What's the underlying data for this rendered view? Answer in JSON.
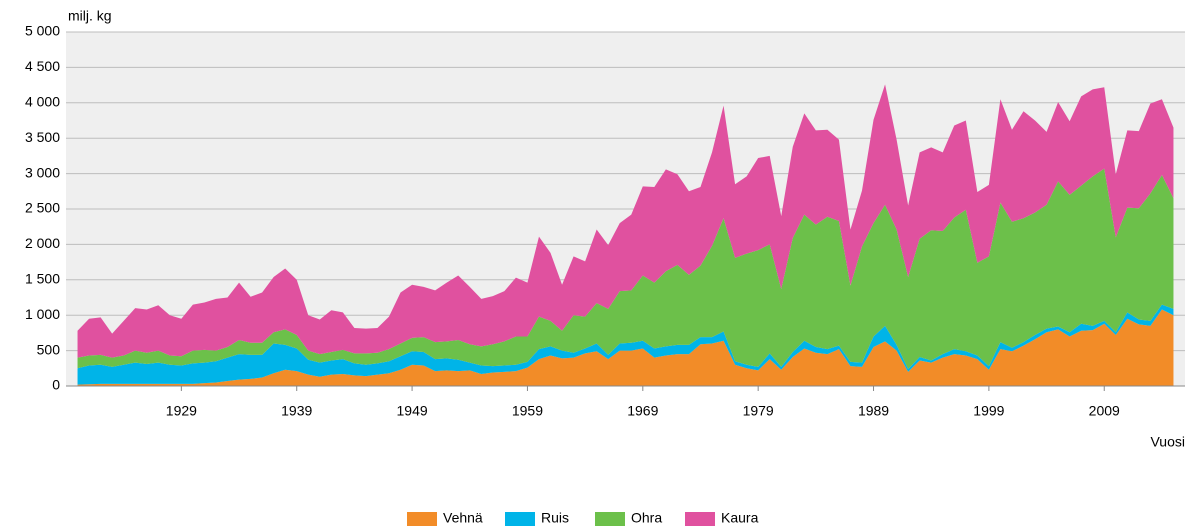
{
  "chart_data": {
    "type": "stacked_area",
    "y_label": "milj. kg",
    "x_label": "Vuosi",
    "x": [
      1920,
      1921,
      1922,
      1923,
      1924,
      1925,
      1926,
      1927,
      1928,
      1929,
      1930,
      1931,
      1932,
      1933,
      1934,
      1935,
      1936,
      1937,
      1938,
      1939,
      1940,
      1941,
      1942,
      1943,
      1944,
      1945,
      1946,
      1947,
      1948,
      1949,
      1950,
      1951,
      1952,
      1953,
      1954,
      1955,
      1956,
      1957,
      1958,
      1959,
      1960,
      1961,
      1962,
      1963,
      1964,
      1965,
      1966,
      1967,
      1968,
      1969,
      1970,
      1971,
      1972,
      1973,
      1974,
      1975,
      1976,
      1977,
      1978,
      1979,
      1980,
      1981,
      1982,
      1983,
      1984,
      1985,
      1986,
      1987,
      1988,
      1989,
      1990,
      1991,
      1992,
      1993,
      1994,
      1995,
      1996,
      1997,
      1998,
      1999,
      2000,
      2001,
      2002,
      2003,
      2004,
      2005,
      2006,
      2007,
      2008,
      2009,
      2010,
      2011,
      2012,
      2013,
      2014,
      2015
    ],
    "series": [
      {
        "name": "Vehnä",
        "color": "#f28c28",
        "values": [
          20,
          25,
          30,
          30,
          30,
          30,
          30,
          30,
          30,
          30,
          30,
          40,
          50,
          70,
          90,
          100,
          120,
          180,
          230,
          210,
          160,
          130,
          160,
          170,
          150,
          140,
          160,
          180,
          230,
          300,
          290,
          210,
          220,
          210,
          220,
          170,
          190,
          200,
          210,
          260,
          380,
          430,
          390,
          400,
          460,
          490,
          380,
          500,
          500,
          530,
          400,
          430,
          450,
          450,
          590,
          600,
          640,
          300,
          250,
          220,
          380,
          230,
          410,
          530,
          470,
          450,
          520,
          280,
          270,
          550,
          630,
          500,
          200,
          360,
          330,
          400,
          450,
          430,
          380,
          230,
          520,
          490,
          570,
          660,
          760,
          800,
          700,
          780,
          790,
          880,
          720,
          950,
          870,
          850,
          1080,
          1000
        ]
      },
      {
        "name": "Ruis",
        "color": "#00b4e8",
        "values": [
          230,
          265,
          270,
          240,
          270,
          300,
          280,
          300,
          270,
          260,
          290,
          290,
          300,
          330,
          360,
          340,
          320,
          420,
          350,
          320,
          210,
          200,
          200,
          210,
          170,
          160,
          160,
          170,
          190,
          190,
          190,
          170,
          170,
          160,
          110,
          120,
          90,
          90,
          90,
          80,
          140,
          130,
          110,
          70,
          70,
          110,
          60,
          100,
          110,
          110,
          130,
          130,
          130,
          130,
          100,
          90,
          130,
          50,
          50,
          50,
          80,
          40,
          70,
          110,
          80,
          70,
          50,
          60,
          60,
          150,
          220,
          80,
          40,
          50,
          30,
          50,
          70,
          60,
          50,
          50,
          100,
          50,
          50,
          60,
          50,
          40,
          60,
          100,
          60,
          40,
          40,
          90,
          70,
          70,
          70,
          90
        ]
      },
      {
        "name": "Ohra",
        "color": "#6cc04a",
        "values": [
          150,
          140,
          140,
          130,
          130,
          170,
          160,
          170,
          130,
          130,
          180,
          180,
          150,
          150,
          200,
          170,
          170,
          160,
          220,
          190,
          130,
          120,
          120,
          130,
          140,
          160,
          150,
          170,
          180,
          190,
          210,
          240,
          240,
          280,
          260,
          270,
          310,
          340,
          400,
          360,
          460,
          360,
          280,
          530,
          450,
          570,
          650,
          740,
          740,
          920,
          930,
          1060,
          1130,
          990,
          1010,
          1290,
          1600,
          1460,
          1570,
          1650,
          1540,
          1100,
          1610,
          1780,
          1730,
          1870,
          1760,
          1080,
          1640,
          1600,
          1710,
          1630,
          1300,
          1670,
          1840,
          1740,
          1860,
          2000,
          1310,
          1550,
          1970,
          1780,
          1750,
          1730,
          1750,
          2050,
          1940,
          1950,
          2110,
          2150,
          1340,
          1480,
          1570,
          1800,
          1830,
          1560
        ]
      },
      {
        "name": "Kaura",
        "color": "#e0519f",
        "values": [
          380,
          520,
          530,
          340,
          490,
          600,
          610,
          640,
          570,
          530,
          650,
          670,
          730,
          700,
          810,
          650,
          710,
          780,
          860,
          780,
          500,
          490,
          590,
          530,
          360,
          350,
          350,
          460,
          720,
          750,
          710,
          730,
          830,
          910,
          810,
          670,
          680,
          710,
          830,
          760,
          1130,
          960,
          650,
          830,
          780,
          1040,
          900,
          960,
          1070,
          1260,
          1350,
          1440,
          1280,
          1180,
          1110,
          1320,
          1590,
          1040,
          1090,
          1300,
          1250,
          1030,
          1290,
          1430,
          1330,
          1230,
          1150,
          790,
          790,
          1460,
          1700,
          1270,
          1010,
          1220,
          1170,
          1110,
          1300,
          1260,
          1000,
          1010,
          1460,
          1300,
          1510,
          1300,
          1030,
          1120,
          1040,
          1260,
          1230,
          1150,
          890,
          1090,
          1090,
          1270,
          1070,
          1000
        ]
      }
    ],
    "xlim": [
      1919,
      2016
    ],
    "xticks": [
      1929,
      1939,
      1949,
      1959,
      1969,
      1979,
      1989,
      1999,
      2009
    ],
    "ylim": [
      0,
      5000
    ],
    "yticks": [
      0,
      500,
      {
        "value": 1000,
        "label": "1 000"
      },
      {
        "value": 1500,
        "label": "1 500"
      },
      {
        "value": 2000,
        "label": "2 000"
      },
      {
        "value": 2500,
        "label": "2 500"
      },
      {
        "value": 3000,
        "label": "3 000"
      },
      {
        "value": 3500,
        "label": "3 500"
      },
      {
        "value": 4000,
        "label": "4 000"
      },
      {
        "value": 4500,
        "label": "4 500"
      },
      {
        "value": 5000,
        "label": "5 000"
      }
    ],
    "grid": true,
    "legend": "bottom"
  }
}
* * *
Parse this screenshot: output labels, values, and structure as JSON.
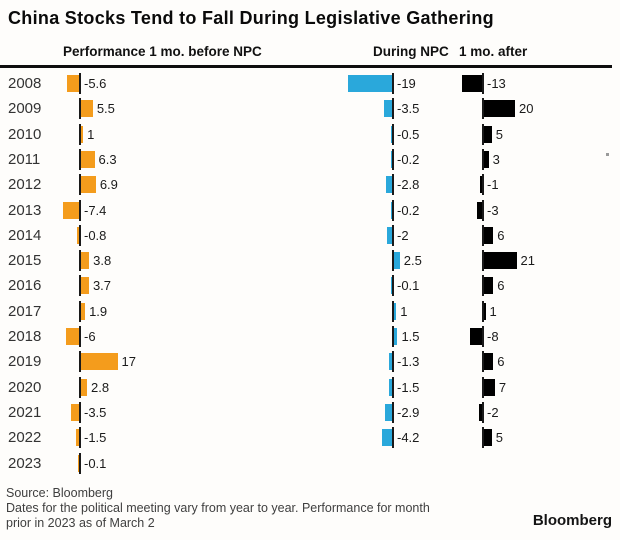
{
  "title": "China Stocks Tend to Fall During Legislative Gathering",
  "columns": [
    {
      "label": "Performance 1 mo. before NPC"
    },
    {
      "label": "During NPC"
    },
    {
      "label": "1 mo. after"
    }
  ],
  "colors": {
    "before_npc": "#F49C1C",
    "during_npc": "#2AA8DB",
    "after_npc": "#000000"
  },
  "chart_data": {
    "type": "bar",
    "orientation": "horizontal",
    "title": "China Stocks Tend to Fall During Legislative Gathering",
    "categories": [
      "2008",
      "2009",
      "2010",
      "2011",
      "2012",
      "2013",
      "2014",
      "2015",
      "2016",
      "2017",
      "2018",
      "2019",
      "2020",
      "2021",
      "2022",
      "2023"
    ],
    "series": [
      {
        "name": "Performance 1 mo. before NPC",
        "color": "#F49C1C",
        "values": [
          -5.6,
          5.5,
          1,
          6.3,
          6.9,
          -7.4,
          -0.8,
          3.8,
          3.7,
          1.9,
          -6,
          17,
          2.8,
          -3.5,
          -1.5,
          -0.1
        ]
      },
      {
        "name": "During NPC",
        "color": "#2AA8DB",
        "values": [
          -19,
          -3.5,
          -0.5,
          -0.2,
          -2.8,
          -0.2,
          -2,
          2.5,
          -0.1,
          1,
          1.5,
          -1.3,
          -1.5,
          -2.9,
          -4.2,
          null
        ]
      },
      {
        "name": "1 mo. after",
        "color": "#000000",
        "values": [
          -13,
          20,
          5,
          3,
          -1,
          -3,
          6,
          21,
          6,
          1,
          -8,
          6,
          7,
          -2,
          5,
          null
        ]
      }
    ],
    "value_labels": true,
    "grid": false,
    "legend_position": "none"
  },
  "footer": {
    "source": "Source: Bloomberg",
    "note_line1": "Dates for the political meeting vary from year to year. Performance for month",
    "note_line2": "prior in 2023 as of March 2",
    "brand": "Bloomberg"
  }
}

## What you will do
Find every line in the records above that contains the word "Stocks", and copy each one.

## Solution for this exercise
  "title": "China Stocks Tend to Fall During Legislative Gathering",
    "title": "China Stocks Tend to Fall During Legislative Gathering",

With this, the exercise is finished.